EXERCISE GOAL:
Copy nothing but the lines from the one containing "Read all visible content and emit it as JSON." through the last line of the records, repeated exactly and without pictures.

(Figure record extracts)
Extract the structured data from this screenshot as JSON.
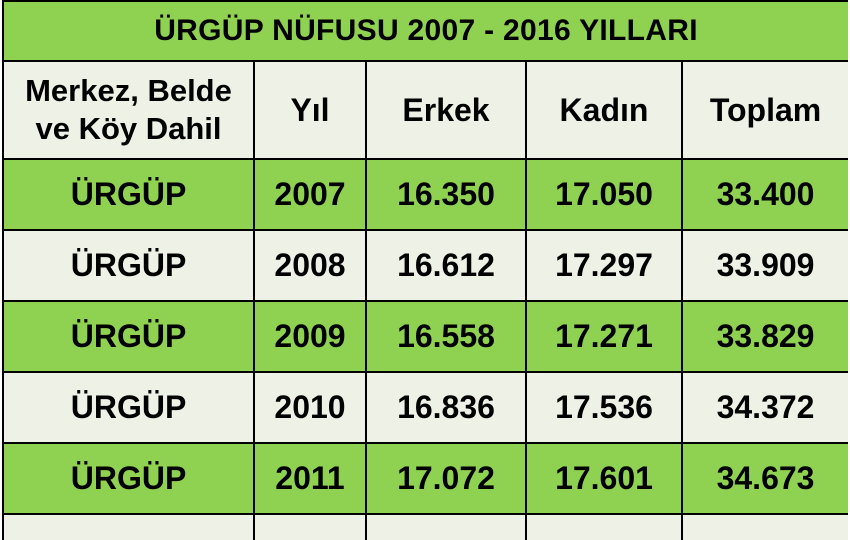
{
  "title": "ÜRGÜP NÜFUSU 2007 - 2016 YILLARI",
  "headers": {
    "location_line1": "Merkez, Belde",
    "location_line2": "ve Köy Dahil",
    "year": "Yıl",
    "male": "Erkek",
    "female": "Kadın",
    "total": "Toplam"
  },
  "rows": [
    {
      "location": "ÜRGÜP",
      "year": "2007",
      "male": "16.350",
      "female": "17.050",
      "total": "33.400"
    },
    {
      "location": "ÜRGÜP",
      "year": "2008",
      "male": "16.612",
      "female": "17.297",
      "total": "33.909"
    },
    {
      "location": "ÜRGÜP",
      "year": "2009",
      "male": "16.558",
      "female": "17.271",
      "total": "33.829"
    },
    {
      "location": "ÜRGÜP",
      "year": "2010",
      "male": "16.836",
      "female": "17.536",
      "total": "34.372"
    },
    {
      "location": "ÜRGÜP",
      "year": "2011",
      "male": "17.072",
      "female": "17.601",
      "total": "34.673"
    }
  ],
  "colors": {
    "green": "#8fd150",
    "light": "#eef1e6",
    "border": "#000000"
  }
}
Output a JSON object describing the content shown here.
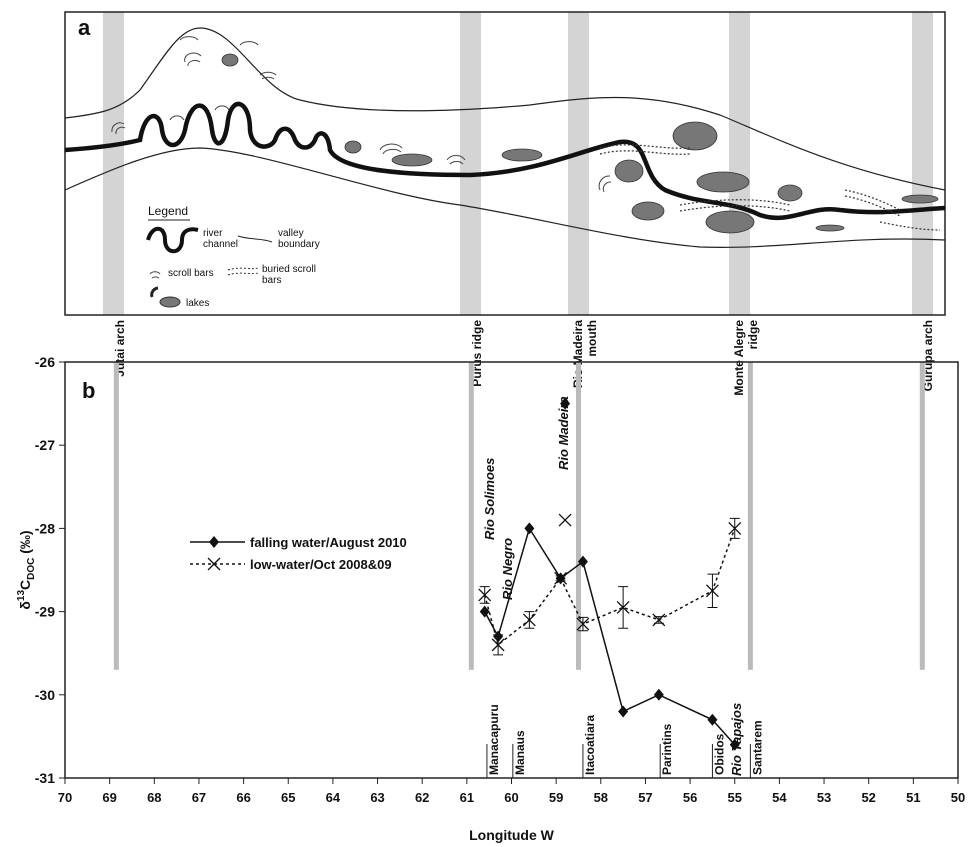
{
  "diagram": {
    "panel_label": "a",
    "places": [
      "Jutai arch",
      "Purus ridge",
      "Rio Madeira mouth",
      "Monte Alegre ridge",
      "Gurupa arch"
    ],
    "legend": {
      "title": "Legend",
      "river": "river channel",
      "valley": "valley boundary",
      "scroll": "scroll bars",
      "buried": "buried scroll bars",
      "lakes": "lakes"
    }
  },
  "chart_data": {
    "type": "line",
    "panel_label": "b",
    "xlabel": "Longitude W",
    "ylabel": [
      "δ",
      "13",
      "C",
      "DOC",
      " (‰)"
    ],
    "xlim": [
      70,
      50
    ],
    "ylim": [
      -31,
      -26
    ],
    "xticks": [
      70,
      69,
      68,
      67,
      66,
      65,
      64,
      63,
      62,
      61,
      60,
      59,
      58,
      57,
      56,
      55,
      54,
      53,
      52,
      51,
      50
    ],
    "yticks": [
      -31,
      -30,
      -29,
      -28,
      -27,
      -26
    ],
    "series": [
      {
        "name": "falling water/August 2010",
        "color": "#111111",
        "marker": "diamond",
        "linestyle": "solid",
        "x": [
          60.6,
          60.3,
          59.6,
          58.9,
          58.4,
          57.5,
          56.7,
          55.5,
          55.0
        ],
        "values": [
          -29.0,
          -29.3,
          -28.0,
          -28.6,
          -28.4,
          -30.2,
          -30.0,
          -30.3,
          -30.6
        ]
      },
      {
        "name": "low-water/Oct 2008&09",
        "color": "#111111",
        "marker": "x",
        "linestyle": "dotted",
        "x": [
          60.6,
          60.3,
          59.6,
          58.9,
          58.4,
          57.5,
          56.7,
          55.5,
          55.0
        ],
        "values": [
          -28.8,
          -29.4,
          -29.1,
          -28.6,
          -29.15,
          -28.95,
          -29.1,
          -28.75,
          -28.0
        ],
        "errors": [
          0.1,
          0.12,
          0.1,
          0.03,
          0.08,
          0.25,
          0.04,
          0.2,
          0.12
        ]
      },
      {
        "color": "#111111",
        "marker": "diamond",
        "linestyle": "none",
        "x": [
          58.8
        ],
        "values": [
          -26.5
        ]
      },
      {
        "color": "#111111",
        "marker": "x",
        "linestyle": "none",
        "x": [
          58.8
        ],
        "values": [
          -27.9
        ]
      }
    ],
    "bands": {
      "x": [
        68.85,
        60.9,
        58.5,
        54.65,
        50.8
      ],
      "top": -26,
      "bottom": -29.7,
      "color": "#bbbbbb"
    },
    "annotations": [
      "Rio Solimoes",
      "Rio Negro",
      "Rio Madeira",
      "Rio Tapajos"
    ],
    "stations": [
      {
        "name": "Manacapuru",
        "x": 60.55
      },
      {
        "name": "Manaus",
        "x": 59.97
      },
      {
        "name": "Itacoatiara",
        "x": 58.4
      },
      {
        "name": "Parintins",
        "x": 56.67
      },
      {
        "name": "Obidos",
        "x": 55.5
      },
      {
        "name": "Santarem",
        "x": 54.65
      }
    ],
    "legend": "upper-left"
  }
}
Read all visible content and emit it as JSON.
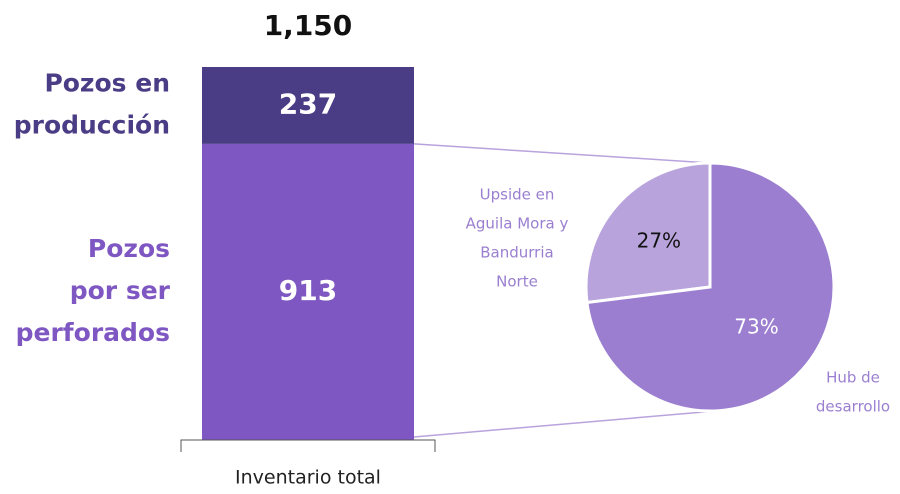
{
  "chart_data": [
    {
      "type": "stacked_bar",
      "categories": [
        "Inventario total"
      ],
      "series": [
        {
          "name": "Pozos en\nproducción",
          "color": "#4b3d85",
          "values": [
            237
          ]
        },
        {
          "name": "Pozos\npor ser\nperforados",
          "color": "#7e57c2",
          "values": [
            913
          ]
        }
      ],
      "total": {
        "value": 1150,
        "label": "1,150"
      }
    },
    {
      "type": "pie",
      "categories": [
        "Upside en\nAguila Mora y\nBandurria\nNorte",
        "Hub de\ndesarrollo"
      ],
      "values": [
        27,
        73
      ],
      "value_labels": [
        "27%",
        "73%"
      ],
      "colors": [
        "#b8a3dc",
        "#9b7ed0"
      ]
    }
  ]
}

ANSWER FOR THE TASK:
Read all visible content and emit it as JSON.
{
  "chart_data": [
    {
      "type": "stacked_bar",
      "categories": [
        "Inventario total"
      ],
      "series": [
        {
          "name": "Pozos en\nproducción",
          "color": "#4b3d85",
          "values": [
            237
          ]
        },
        {
          "name": "Pozos\npor ser\nperforados",
          "color": "#7e57c2",
          "values": [
            913
          ]
        }
      ],
      "total": {
        "value": 1150,
        "label": "1,150"
      }
    },
    {
      "type": "pie",
      "categories": [
        "Upside en\nAguila Mora y\nBandurria\nNorte",
        "Hub de\ndesarrollo"
      ],
      "values": [
        27,
        73
      ],
      "value_labels": [
        "27%",
        "73%"
      ],
      "colors": [
        "#b8a3dc",
        "#9b7ed0"
      ]
    }
  ]
}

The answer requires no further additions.